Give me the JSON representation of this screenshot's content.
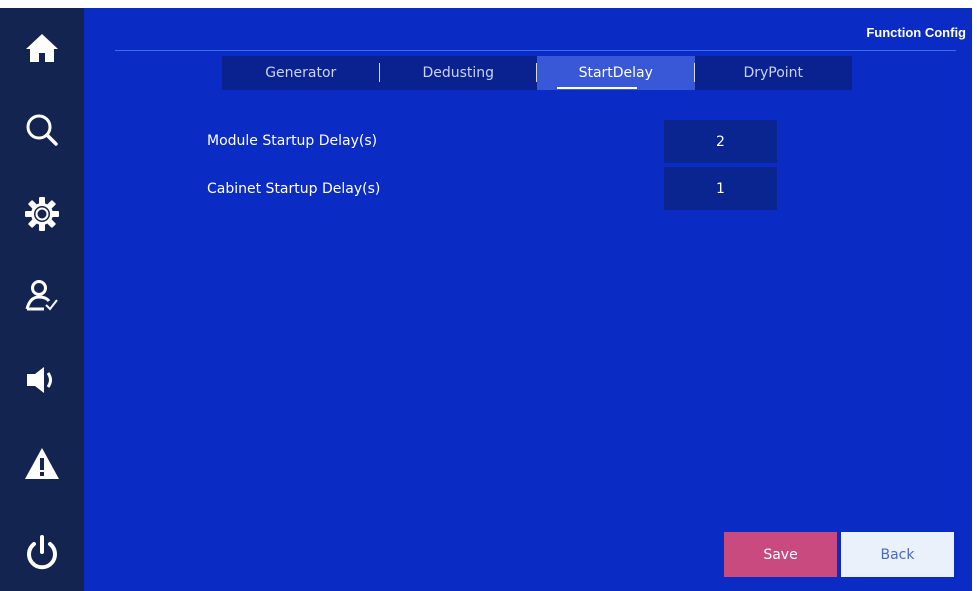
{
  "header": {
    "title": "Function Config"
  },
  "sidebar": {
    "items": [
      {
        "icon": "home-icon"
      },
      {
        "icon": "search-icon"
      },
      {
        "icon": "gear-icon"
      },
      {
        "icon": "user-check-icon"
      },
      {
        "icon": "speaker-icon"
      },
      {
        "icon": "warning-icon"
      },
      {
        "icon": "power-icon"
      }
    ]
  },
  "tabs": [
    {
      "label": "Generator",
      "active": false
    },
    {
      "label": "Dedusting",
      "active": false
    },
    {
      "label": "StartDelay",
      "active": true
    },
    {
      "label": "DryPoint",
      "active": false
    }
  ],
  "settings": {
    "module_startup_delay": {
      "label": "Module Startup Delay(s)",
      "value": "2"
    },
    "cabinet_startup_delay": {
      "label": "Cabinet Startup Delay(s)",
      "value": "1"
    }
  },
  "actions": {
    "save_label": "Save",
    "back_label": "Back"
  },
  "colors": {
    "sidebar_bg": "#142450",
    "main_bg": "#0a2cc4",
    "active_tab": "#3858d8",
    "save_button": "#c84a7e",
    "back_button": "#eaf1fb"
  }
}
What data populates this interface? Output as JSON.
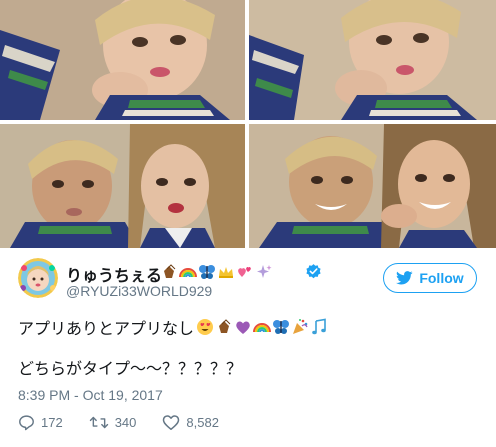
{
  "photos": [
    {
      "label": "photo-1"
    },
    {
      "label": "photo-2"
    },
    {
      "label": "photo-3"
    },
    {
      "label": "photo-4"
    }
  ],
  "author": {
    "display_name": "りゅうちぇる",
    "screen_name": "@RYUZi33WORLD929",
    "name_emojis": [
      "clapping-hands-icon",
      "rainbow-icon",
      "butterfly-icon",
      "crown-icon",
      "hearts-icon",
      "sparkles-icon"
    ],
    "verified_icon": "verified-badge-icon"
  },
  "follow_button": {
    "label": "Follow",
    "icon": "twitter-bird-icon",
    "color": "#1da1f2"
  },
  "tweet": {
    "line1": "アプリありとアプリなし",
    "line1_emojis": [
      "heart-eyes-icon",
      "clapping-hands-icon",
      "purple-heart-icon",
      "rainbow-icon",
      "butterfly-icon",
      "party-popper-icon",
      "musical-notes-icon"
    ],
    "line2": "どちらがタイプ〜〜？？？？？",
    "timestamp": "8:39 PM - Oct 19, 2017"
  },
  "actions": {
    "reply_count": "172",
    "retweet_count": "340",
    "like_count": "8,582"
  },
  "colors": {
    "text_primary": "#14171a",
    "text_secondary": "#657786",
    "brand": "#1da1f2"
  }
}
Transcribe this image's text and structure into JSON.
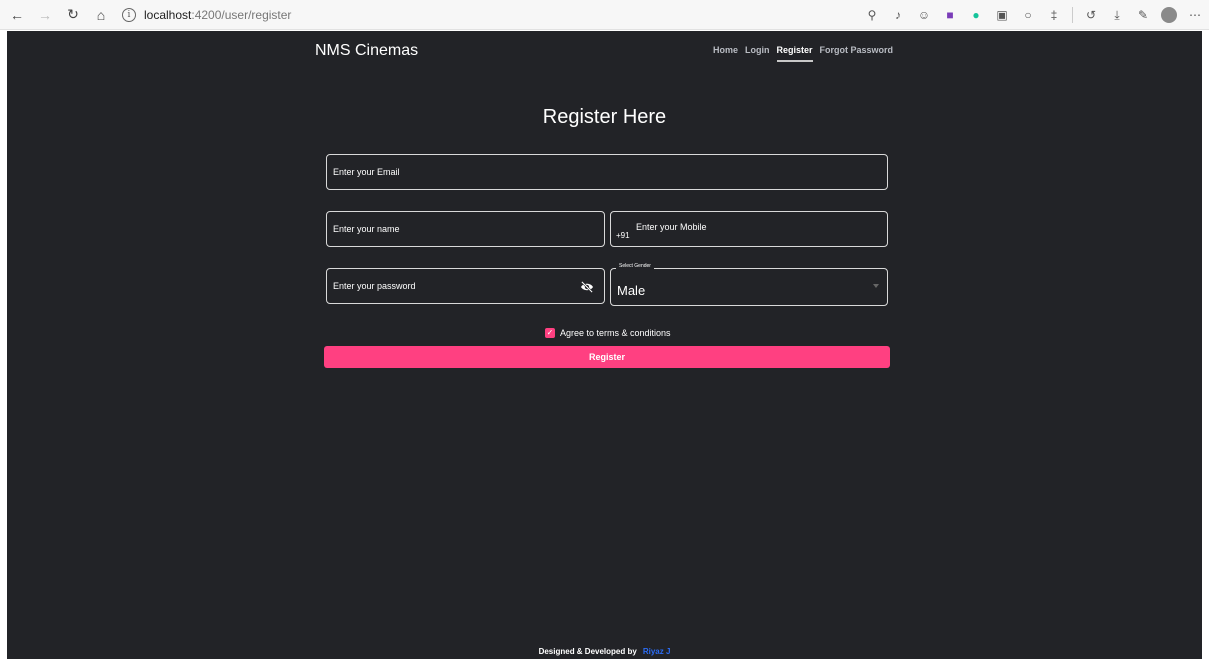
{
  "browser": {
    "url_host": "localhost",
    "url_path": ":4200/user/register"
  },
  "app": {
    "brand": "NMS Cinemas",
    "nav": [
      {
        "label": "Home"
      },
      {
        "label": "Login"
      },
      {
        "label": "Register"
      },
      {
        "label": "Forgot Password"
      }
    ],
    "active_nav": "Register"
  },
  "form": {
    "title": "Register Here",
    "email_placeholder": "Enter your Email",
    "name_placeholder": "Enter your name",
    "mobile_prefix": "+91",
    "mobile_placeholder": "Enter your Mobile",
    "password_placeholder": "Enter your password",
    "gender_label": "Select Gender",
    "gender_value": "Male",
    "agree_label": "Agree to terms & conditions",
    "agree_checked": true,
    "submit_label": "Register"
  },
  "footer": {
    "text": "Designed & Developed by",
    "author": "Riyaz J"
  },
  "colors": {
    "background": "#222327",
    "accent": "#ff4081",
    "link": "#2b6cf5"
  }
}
#####
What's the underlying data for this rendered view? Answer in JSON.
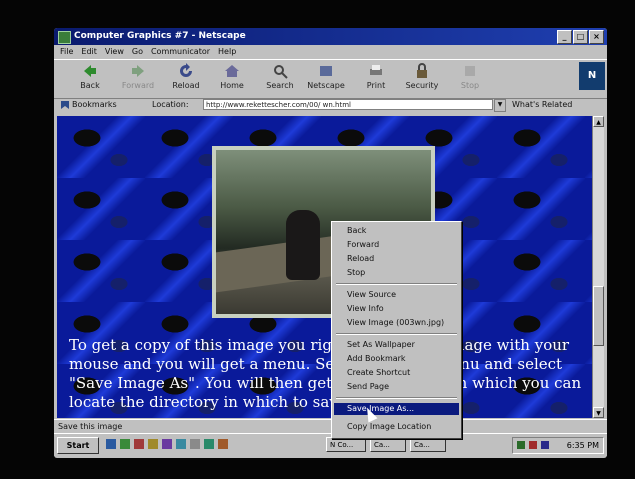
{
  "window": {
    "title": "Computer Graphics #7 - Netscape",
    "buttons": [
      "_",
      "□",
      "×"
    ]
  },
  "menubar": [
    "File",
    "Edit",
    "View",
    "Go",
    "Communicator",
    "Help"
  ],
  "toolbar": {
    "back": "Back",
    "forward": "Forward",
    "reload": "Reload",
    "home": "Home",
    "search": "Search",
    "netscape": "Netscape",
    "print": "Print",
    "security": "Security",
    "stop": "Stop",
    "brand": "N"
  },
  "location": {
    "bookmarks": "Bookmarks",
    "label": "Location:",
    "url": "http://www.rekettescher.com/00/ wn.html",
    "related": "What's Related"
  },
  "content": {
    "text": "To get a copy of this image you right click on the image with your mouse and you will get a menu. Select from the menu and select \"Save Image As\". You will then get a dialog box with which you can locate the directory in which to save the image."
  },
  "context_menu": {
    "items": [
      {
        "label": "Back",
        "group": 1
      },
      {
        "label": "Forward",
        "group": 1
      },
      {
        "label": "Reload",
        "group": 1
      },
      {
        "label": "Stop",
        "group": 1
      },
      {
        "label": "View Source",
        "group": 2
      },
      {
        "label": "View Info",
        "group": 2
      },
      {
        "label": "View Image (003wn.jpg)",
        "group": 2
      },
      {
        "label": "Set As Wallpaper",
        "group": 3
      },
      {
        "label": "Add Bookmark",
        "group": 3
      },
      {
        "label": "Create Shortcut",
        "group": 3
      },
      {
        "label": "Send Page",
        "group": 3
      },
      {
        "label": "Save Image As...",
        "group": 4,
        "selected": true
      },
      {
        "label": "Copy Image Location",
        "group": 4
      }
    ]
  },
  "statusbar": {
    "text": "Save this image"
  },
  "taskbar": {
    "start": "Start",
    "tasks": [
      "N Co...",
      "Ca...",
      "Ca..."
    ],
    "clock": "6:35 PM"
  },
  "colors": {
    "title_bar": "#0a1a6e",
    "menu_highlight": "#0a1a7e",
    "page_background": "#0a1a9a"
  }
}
#####
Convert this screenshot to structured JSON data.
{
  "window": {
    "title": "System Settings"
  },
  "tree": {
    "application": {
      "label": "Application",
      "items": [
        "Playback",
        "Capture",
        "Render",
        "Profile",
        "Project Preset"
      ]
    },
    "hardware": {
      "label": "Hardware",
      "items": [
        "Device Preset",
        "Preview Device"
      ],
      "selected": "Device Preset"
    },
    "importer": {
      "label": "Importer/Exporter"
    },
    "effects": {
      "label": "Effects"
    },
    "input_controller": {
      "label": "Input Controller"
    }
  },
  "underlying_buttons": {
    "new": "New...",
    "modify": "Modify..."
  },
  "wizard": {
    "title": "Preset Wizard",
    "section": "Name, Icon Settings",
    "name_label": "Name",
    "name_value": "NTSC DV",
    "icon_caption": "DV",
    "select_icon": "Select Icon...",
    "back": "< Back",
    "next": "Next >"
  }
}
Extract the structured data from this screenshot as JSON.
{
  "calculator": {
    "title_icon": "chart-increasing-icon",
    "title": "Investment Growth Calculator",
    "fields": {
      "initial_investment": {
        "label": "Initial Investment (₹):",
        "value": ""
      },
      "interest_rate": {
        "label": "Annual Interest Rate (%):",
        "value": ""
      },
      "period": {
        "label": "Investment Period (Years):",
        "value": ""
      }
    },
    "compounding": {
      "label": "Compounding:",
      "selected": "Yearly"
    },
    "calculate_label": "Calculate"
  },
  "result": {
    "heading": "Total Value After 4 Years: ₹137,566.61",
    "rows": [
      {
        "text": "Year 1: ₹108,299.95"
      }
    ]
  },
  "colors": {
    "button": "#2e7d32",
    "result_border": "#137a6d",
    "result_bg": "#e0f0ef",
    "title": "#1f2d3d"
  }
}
#####
§ Exercise task
Copy out every line from the records that has the word "content".

§ Result of the exercise
Give me the JSON representation of this screenshot's content.
  "content": {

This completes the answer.